## Given problem
From the listing below, pull out the lines that hold "Engineering".

## Records provided

---*---

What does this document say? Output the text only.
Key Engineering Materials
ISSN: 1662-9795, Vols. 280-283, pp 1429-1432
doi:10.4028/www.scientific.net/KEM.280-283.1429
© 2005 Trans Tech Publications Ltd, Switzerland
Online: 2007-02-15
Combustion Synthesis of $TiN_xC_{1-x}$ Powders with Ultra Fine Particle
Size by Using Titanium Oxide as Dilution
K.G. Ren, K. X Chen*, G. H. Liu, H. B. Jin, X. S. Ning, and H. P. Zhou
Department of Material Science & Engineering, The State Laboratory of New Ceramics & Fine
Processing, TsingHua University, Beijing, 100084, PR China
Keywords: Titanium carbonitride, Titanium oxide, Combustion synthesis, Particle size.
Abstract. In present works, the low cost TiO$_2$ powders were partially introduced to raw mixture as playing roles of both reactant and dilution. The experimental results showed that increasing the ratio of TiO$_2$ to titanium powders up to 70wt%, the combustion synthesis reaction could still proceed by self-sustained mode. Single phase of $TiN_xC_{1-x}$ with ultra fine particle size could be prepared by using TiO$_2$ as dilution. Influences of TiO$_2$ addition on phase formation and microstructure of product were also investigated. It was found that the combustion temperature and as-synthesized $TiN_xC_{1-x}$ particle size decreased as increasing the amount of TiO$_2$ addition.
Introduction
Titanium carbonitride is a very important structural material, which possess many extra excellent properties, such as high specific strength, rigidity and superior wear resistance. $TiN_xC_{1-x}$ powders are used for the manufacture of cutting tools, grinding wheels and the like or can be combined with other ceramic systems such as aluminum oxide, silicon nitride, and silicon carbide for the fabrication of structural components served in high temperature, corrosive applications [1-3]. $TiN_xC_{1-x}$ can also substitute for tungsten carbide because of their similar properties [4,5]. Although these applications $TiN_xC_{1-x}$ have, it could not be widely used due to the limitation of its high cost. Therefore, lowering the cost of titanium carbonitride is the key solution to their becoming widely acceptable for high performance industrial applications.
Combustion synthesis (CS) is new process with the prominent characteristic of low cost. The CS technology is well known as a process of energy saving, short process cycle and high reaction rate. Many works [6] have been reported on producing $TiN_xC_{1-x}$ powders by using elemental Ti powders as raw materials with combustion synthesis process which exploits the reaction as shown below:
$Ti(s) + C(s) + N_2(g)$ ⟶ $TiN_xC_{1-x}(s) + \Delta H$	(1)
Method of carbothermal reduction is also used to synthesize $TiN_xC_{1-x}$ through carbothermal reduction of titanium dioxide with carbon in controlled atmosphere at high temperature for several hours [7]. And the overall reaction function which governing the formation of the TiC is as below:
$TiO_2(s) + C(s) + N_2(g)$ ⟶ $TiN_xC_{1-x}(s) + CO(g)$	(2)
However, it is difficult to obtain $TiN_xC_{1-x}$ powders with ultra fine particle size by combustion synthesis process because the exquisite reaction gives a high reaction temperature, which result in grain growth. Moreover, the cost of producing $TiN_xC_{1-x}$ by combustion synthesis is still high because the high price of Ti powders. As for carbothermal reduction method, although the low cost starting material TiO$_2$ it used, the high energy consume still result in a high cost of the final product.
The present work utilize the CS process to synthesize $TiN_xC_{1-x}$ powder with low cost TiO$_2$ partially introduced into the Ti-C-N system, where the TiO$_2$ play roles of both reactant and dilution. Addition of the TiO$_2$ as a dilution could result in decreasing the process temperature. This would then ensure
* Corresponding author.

---*---

## Response to this task
Key Engineering Materials
Department of Material Science & Engineering, The State Laboratory of New Ceramics & Fine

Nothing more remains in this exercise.